Rows from a figure dataset:
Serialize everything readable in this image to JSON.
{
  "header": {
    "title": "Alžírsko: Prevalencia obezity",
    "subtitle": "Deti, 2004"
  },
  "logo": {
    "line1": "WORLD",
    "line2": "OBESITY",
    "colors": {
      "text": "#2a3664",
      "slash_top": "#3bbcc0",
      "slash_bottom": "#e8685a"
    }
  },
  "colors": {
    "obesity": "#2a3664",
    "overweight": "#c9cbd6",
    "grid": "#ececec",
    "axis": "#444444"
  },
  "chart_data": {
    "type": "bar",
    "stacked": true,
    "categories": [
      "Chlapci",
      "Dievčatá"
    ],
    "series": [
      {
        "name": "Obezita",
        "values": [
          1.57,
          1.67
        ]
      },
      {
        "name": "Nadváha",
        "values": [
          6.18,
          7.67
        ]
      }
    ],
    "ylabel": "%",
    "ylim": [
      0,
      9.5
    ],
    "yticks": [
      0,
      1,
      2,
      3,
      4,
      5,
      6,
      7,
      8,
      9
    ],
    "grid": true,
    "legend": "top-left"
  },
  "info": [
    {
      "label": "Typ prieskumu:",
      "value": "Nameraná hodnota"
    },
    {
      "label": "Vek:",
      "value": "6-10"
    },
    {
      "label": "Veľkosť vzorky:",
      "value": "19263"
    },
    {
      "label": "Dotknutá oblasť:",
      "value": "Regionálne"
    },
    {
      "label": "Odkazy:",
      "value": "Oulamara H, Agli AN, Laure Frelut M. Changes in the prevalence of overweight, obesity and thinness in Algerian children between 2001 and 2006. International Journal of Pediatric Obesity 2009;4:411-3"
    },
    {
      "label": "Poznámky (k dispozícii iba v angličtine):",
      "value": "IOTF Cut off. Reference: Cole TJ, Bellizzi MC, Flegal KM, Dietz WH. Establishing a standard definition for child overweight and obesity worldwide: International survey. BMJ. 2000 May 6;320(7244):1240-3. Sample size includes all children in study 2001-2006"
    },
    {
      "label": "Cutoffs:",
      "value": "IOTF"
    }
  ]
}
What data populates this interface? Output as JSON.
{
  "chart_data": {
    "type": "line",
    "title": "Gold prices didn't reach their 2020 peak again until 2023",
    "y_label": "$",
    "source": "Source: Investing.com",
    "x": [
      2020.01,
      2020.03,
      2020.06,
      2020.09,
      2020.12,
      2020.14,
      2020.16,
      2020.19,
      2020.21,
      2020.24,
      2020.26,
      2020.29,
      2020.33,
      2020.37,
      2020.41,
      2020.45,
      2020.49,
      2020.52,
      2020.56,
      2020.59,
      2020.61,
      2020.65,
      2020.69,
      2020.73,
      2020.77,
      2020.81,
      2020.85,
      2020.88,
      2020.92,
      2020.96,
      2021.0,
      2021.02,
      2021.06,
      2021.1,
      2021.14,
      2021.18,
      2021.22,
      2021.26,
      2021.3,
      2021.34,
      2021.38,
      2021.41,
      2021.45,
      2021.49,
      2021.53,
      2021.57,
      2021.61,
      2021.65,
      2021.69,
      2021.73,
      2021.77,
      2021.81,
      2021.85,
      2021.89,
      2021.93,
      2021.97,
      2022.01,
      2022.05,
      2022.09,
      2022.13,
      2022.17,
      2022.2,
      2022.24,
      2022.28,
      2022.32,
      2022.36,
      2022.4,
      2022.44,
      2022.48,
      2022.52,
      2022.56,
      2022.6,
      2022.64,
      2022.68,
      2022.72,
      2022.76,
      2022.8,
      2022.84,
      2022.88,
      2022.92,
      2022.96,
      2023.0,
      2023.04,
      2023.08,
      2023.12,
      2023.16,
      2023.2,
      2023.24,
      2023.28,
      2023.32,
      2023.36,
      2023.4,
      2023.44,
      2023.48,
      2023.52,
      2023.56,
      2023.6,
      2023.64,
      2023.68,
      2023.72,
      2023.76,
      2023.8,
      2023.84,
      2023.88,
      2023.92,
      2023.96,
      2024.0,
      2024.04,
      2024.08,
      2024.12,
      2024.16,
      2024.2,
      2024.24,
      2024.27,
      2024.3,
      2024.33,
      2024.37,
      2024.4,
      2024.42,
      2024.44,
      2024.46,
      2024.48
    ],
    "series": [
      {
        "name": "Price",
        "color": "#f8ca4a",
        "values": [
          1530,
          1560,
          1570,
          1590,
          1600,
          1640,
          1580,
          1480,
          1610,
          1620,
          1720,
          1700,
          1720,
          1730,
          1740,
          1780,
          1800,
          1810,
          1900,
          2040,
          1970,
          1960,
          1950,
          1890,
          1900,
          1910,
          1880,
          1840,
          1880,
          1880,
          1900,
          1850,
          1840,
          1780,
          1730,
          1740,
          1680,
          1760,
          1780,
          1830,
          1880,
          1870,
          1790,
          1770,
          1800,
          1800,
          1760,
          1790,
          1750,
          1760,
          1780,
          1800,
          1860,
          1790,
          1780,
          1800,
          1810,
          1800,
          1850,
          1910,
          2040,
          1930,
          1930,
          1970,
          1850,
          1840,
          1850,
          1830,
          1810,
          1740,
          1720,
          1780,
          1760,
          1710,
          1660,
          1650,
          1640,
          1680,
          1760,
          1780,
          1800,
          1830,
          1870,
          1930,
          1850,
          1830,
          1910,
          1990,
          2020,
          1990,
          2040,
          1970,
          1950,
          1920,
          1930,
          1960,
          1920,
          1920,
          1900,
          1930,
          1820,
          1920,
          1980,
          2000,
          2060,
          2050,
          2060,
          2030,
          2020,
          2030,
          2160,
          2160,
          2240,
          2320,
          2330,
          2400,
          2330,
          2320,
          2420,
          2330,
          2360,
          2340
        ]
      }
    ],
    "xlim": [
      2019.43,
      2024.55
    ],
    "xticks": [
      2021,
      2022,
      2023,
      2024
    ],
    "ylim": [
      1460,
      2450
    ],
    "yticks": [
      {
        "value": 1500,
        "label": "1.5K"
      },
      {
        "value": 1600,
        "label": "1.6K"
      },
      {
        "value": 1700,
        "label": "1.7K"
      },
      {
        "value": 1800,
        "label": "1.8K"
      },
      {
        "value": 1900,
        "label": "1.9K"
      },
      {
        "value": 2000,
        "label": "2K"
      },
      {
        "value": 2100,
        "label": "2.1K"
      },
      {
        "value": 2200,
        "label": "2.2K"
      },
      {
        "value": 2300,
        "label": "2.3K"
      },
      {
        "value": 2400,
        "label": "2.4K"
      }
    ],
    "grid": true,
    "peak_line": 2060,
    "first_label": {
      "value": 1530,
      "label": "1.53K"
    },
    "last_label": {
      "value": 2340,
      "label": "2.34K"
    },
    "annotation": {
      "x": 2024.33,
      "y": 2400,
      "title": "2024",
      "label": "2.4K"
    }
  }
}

# [Problem]
Count the lines of these entries that hold the string "overweight", and give only that number.

# [Answer to the problem]
3